(Part of a data file)
◆ ◆ ◆ ◆
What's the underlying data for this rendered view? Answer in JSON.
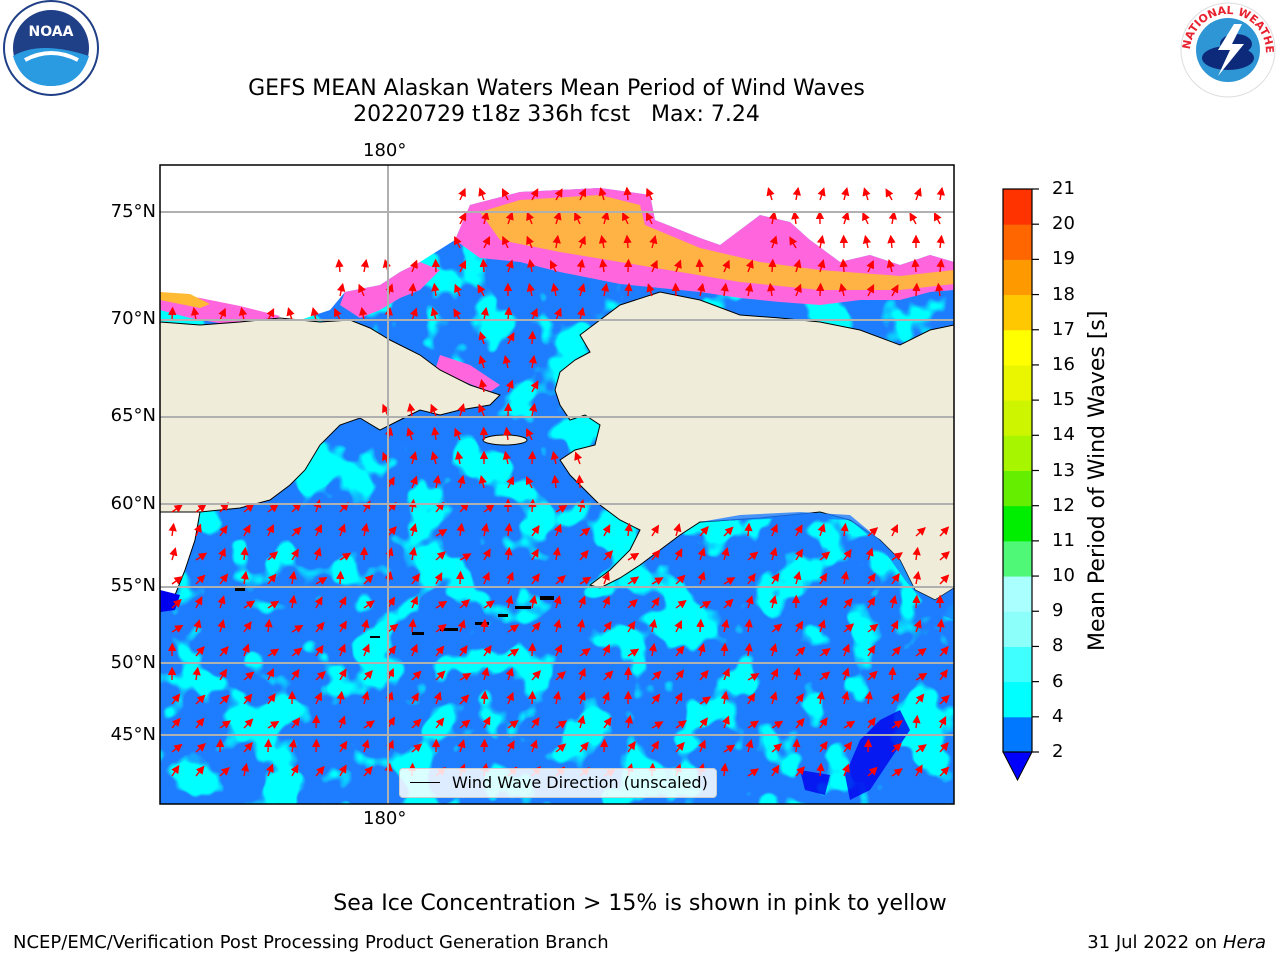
{
  "title": {
    "line1": "GEFS MEAN Alaskan Waters Mean Period of Wind Waves",
    "line2": "20220729 t18z 336h fcst   Max: 7.24"
  },
  "map": {
    "lon_label_top": "180°",
    "lon_label_bottom": "180°",
    "lat_labels": [
      "75°N",
      "70°N",
      "65°N",
      "60°N",
      "55°N",
      "50°N",
      "45°N"
    ],
    "legend": {
      "entry": "Wind Wave Direction (unscaled)"
    },
    "colors": {
      "land": "#efedd9",
      "ocean_low": "#1e7dff",
      "ocean_mid": "#00ffff",
      "arrow": "#ff0000",
      "grid": "#b0b0b0",
      "ice_pink": "#ff55dd",
      "ice_yellow": "#ffcc33"
    }
  },
  "colorbar": {
    "label": "Mean Period of Wind Waves [s]",
    "ticks": [
      "2",
      "4",
      "6",
      "8",
      "9",
      "10",
      "11",
      "12",
      "13",
      "14",
      "15",
      "16",
      "17",
      "18",
      "19",
      "20",
      "21"
    ],
    "colors": [
      "#0078ff",
      "#00ffff",
      "#40ffff",
      "#8dfffb",
      "#aaffff",
      "#50f878",
      "#00ee00",
      "#66ee00",
      "#a8f500",
      "#cdf500",
      "#eaf500",
      "#ffff00",
      "#ffc800",
      "#ff9900",
      "#ff6600",
      "#ff3300",
      "#ff0000"
    ],
    "extend_color": "#0000ff"
  },
  "footnote": "Sea Ice Concentration > 15% is shown in pink to yellow",
  "credits": {
    "left": "NCEP/EMC/Verification Post Processing Product Generation Branch",
    "right_prefix": "31 Jul 2022 on ",
    "right_machine": "Hera"
  },
  "logos": {
    "left": "NOAA",
    "right": "NATIONAL WEATHER SERVICE"
  }
}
◆ ◆ ◆ ◆
=== Description of the task ===
Your copy should hold every record word for word and none of the pictures.

=== Reply to the task ===
What's the underlying data for this rendered view? Answer in JSON.
{
  "title": {
    "line1": "GEFS MEAN Alaskan Waters Mean Period of Wind Waves",
    "line2": "20220729 t18z 336h fcst   Max: 7.24"
  },
  "map": {
    "lon_label_top": "180°",
    "lon_label_bottom": "180°",
    "lat_labels": [
      "75°N",
      "70°N",
      "65°N",
      "60°N",
      "55°N",
      "50°N",
      "45°N"
    ],
    "legend": {
      "entry": "Wind Wave Direction (unscaled)"
    },
    "colors": {
      "land": "#efedd9",
      "ocean_low": "#1e7dff",
      "ocean_mid": "#00ffff",
      "arrow": "#ff0000",
      "grid": "#b0b0b0",
      "ice_pink": "#ff55dd",
      "ice_yellow": "#ffcc33"
    }
  },
  "colorbar": {
    "label": "Mean Period of Wind Waves [s]",
    "ticks": [
      "2",
      "4",
      "6",
      "8",
      "9",
      "10",
      "11",
      "12",
      "13",
      "14",
      "15",
      "16",
      "17",
      "18",
      "19",
      "20",
      "21"
    ],
    "colors": [
      "#0078ff",
      "#00ffff",
      "#40ffff",
      "#8dfffb",
      "#aaffff",
      "#50f878",
      "#00ee00",
      "#66ee00",
      "#a8f500",
      "#cdf500",
      "#eaf500",
      "#ffff00",
      "#ffc800",
      "#ff9900",
      "#ff6600",
      "#ff3300",
      "#ff0000"
    ],
    "extend_color": "#0000ff"
  },
  "footnote": "Sea Ice Concentration > 15% is shown in pink to yellow",
  "credits": {
    "left": "NCEP/EMC/Verification Post Processing Product Generation Branch",
    "right_prefix": "31 Jul 2022 on ",
    "right_machine": "Hera"
  },
  "logos": {
    "left": "NOAA",
    "right": "NATIONAL WEATHER SERVICE"
  }
}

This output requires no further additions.